§ Given instruction
Copy out the data exactly, leaving the pictures behind.

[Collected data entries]
────

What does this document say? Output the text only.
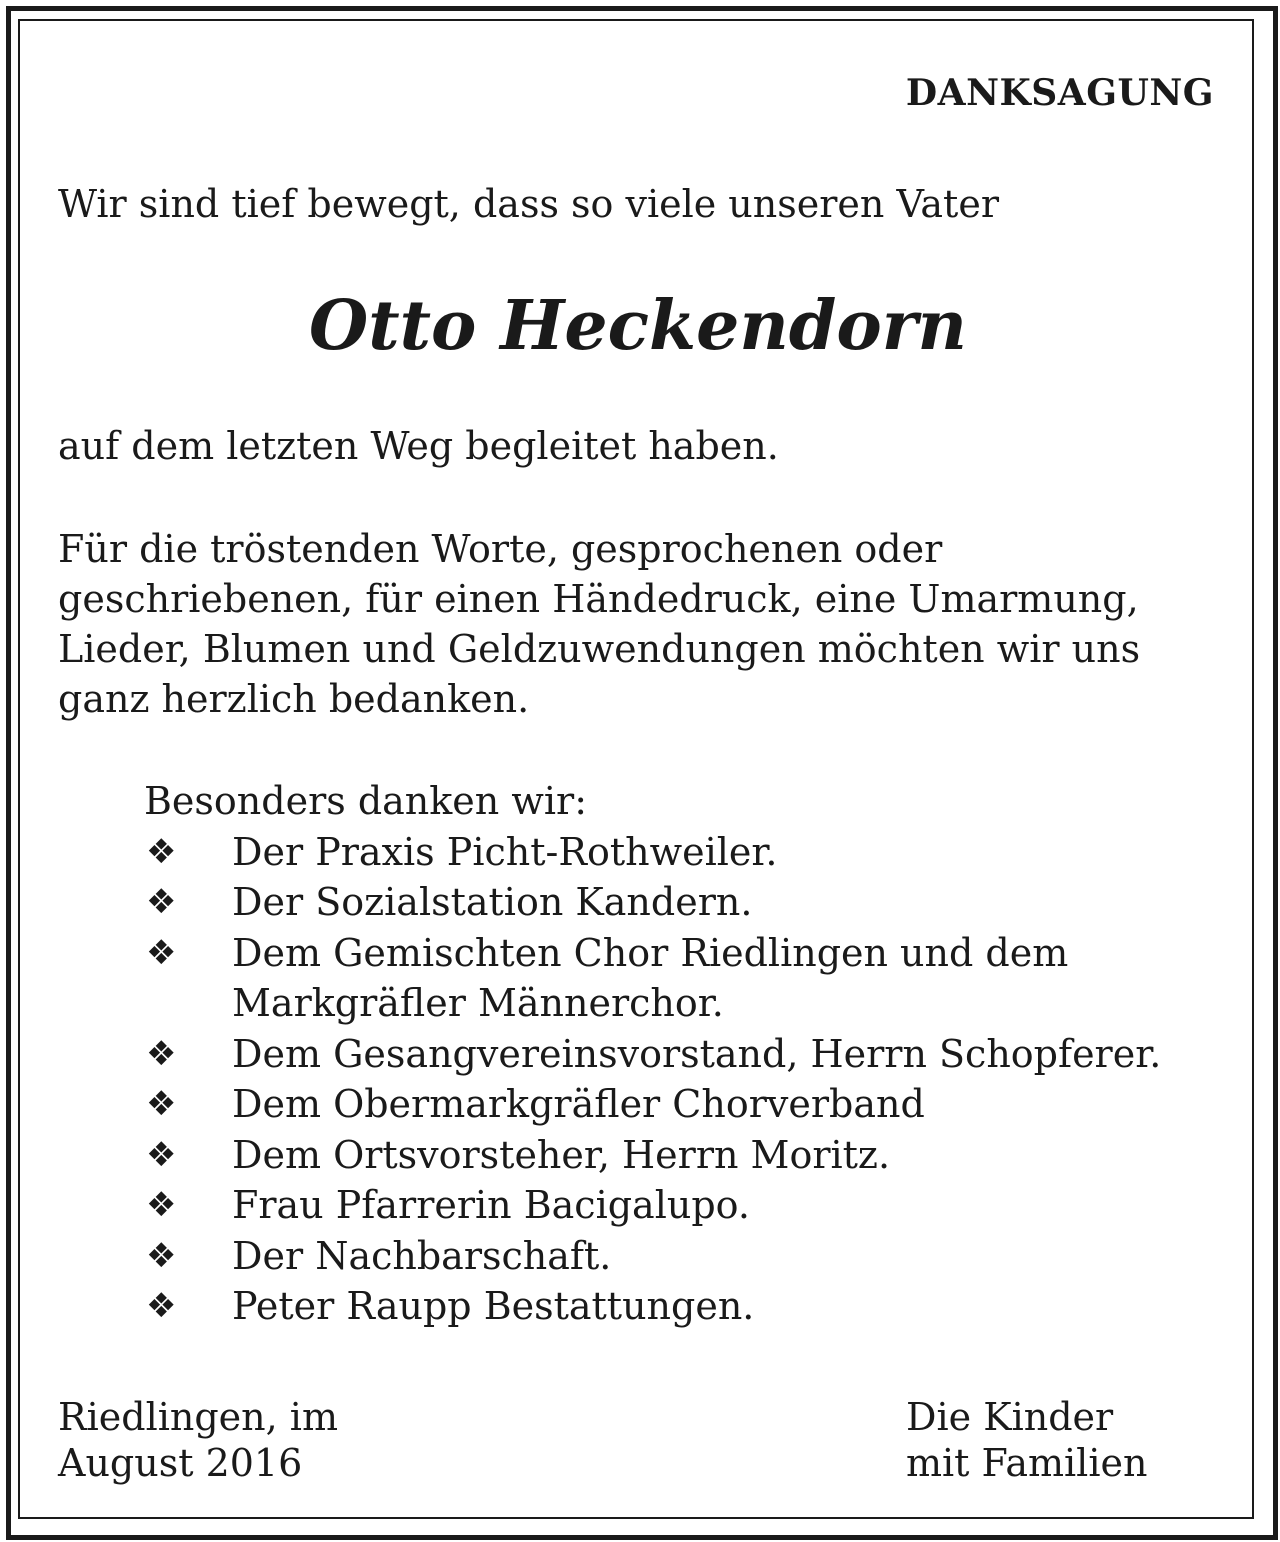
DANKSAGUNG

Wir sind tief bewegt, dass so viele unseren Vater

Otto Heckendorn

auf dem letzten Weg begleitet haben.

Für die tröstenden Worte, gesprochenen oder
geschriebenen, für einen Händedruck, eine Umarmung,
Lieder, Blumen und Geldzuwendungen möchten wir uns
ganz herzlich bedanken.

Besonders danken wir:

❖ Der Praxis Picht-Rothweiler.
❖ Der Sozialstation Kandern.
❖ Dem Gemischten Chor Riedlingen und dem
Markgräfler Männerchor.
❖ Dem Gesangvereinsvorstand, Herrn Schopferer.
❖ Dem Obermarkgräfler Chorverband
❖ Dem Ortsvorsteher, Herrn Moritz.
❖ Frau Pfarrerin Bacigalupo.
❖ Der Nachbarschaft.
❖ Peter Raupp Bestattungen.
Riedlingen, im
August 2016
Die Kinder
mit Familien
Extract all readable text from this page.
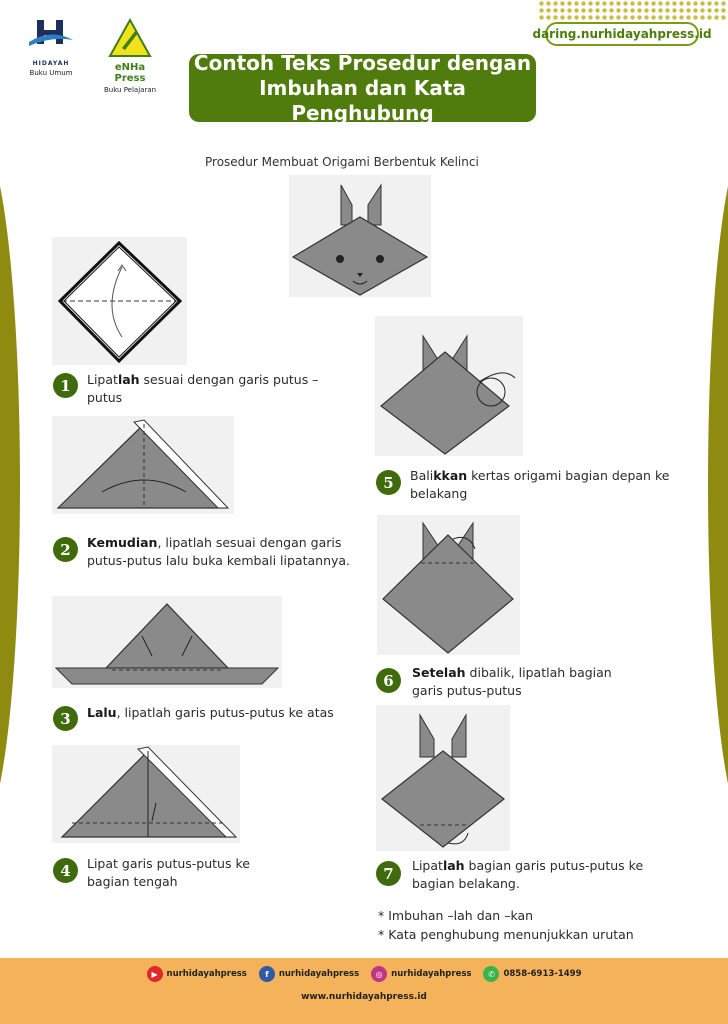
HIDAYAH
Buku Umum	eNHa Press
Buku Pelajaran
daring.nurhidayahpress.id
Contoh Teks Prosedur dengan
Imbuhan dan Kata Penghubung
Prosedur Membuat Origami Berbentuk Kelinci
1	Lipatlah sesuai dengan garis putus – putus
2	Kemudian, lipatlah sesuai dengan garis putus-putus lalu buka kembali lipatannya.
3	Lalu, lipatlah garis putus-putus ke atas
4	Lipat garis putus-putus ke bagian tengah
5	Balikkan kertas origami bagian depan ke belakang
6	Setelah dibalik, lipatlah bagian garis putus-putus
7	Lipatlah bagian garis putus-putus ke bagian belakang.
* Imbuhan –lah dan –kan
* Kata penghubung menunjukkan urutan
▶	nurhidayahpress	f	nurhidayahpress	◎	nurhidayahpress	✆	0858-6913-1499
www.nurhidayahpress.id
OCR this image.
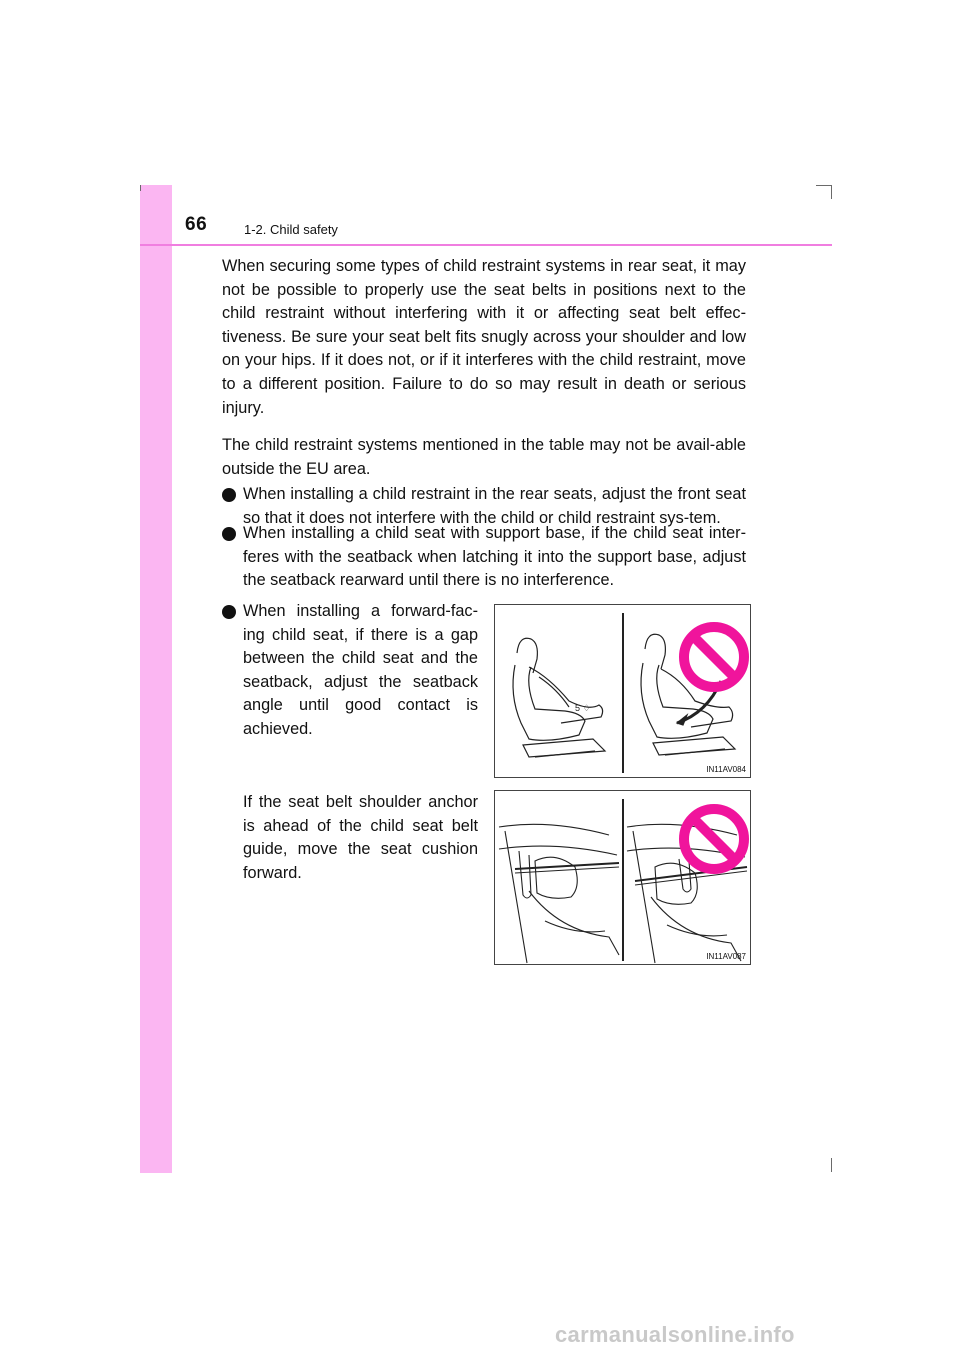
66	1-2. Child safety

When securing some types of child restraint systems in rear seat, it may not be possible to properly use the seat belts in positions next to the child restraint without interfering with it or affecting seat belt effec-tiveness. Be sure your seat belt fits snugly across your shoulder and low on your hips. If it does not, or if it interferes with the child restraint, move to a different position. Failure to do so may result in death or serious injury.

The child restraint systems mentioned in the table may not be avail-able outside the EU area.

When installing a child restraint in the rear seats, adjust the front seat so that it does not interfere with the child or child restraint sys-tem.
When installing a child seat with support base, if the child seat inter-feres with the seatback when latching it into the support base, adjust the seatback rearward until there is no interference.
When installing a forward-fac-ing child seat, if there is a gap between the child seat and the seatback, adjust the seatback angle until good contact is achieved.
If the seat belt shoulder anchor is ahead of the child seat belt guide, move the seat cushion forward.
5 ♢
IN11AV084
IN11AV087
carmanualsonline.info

────

§ Solution for this exercise
What does this document say? Output the text only.
DANKSAGUNG

Wir sind tief bewegt, dass so viele unseren Vater

Otto Heckendorn

auf dem letzten Weg begleitet haben.

Für die tröstenden Worte, gesprochenen oder
geschriebenen, für einen Händedruck, eine Umarmung,
Lieder, Blumen und Geldzuwendungen möchten wir uns
ganz herzlich bedanken.

Besonders danken wir:

❖ Der Praxis Picht-Rothweiler.
❖ Der Sozialstation Kandern.
❖ Dem Gemischten Chor Riedlingen und dem
Markgräfler Männerchor.
❖ Dem Gesangvereinsvorstand, Herrn Schopferer.
❖ Dem Obermarkgräfler Chorverband
❖ Dem Ortsvorsteher, Herrn Moritz.
❖ Frau Pfarrerin Bacigalupo.
❖ Der Nachbarschaft.
❖ Peter Raupp Bestattungen.
Riedlingen, im
August 2016
Die Kinder
mit Familien
Extract all readable text from this page.
HIDAYAH
Buku Umum	eNHa Press
Buku Pelajaran
daring.nurhidayahpress.id
Contoh Teks Prosedur dengan
Imbuhan dan Kata Penghubung
Prosedur Membuat Origami Berbentuk Kelinci
1	Lipatlah sesuai dengan garis putus – putus
2	Kemudian, lipatlah sesuai dengan garis putus-putus lalu buka kembali lipatannya.
3	Lalu, lipatlah garis putus-putus ke atas
4	Lipat garis putus-putus ke bagian tengah
5	Balikkan kertas origami bagian depan ke belakang
6	Setelah dibalik, lipatlah bagian garis putus-putus
7	Lipatlah bagian garis putus-putus ke bagian belakang.
* Imbuhan –lah dan –kan
* Kata penghubung menunjukkan urutan
▶	nurhidayahpress	f	nurhidayahpress	◎	nurhidayahpress	✆	0858-6913-1499
www.nurhidayahpress.id
OCR this image.
66	1-2. Child safety

When securing some types of child restraint systems in rear seat, it may not be possible to properly use the seat belts in positions next to the child restraint without interfering with it or affecting seat belt effec-tiveness. Be sure your seat belt fits snugly across your shoulder and low on your hips. If it does not, or if it interferes with the child restraint, move to a different position. Failure to do so may result in death or serious injury.

The child restraint systems mentioned in the table may not be avail-able outside the EU area.

When installing a child restraint in the rear seats, adjust the front seat so that it does not interfere with the child or child restraint sys-tem.
When installing a child seat with support base, if the child seat inter-feres with the seatback when latching it into the support base, adjust the seatback rearward until there is no interference.
When installing a forward-fac-ing child seat, if there is a gap between the child seat and the seatback, adjust the seatback angle until good contact is achieved.
If the seat belt shoulder anchor is ahead of the child seat belt guide, move the seat cushion forward.
5 ♢
IN11AV084
IN11AV087
carmanualsonline.info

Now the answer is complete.